Görev Tanımı
Festival haberine göre Ayvalık Uluslararası Film Festivali hangi iki kurumun işbirliğiyle düzenleniyor?

Seyir Derneği ve Ayvalık Belediyesi işbirliğiyle bu sene dördüncüsü düzenlenen Ayvalık Uluslararası Film Festivali, ikinci gün programıyla sinemaseverlerle buluşmaya devam ediyor.
Festivalin ilk gününde 12 film seyirciyle buluştu. Cafer Panahi’nin Altın Palmiyeli filmi It Was Just an Accident ve Ari Aster imzalı Eddington, Türkiye prömiyerlerini gerçekleştirirken, söyleşi ve panellerle geçen bir gün geride kaldı.
Genç Sinema öğrencileri, güne Ayris Alptekin’in konuşmacı olduğu kurgu atölyesi ile başladı. Gösterimlerin ardından ise film ekiplerinin katılımıyla söyleşiler gerçekleştirildi. İlkay Nişancı’nın 6 Şubat Türkiye-Suriye depremleri sonrasında Hataylı gençlerin hayallerine odaklanan belgeseli Zamanın Kıyısında Sınav'ın ardından, Nişancı ve filmin yapımcısı Hakan Fıçıcı, seyircilerin sorularını yanıtladı. İlkay Nişancı, insanların dayanışmayla hayatta kalmaya çalıştığı bir noktada belgesel sinema ne yapar sorusuyla yüzleştiğinden bahsetti. Nişancı sözlerine şöyle devam etti:
“10 yıldır ekoloji ve felaket üzerine çalışıyorum. Yaptığımız filmlere de otopsi filmleri olarak bakıyorum. Bir beden analiz eder gibi; sonuca değil, sürece, o sonuca nasıl vardığımıza odaklanıyorum. Deprem üzerine de bir şeyler yapmayı düşünüyordum. Sonra sınavın yaklaştığı dönem gelince, öğrencilik yıllarımdan kalma eşitsizlik hikâyesi ortaya çıktı. Öğrencilik yıllarımdan beri böyle bir düşüncem de vardı. Bir sinema anlatısı kurmaya çalışıyordum ve bunu sınav üzerinden yapabilir miyiz diye Hakan’a telefon açtım. Zaman da kısıtlıydı ve şu an bu filmi yaptık, yaptık diye düşündük. Her şey böyle başladı.”

(Saklanan girdiler)
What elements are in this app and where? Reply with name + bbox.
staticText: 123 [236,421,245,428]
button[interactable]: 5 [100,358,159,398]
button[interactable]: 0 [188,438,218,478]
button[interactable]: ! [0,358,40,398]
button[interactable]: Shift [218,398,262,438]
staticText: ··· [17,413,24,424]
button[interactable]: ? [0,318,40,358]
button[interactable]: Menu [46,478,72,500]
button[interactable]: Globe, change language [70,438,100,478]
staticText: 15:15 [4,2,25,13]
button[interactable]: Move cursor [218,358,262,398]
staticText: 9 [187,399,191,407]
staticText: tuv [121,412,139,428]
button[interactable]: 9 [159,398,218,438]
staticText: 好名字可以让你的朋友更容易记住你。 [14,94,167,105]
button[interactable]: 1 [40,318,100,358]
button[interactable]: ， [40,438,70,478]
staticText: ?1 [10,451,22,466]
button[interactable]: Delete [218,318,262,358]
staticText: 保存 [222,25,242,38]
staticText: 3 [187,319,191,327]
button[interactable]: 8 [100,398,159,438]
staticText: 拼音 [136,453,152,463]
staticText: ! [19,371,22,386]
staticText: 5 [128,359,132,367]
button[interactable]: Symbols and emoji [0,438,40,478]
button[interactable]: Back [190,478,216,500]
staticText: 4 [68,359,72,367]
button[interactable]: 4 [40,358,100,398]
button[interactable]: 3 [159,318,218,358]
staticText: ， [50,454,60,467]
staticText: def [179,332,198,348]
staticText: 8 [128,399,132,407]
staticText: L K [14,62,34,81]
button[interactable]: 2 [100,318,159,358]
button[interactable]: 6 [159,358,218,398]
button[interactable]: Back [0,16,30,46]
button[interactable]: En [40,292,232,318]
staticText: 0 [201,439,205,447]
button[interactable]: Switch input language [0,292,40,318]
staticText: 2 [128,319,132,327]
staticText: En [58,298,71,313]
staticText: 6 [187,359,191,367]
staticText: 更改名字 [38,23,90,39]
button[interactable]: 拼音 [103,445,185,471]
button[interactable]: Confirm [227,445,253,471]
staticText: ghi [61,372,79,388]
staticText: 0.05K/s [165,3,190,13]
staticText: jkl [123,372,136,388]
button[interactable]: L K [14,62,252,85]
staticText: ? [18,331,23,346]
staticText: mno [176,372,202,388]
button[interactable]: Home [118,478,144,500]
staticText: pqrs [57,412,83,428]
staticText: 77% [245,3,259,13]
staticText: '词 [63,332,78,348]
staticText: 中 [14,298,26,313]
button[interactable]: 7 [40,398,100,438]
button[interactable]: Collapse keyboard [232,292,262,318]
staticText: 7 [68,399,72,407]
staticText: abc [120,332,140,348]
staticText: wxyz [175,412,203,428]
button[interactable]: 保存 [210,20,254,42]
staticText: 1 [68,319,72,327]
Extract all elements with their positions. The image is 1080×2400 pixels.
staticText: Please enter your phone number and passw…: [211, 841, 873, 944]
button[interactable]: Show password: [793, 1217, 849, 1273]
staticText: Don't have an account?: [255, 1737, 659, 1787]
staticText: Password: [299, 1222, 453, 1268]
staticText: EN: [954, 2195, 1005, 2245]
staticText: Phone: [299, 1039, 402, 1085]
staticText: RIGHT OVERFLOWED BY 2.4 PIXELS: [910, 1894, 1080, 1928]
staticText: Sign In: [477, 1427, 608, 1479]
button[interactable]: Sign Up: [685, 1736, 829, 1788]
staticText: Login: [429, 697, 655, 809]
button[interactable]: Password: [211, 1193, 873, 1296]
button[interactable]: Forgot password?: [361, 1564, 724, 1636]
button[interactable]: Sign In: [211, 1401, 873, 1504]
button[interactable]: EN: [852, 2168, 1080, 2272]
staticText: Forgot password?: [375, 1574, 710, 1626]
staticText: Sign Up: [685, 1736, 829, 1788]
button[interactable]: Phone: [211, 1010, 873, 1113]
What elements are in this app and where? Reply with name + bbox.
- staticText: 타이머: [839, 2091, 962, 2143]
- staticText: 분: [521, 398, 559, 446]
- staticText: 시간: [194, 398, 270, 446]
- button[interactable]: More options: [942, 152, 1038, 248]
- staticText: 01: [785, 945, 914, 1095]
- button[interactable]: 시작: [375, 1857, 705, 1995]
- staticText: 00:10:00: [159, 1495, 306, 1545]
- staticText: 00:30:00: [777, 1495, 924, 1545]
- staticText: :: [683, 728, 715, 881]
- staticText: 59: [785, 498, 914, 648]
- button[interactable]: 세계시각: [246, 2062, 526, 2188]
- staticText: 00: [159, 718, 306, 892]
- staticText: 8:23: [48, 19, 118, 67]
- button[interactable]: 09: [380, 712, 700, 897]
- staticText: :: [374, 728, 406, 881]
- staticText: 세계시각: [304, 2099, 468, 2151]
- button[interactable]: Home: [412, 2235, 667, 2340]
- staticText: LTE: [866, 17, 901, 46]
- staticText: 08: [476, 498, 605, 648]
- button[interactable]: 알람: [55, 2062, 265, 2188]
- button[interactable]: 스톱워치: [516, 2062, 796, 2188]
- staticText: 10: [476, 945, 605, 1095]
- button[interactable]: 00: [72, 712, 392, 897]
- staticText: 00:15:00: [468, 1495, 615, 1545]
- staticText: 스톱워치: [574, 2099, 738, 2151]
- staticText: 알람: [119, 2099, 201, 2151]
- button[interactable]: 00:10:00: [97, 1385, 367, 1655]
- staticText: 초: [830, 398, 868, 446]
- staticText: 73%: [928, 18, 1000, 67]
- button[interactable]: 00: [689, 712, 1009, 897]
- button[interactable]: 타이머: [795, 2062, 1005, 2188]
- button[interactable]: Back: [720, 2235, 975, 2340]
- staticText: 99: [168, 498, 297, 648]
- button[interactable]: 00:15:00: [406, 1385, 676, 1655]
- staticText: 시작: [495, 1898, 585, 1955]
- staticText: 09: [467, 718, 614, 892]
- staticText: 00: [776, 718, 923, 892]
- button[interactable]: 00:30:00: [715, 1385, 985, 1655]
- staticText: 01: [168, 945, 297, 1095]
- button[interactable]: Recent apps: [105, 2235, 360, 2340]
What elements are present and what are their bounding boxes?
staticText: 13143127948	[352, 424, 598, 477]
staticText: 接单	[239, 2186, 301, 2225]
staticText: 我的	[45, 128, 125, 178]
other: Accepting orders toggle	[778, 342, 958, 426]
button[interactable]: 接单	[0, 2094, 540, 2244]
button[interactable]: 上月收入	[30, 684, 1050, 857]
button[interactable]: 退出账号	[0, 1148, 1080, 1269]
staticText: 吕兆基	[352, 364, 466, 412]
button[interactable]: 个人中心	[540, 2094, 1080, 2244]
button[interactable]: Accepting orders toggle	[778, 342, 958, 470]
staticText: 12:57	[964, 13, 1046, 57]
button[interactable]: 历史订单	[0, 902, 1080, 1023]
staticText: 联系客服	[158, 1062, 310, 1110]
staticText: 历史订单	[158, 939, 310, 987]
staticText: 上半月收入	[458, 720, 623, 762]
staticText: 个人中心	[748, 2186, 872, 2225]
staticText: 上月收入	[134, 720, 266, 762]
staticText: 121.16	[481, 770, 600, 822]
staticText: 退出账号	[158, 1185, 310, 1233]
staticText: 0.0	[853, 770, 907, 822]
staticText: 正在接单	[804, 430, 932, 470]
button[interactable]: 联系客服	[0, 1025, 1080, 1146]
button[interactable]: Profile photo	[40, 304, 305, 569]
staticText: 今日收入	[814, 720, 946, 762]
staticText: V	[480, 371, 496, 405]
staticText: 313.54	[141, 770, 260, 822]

Doğru Yanıt
Seyir Derneği ve Ayvalık Belediyesi.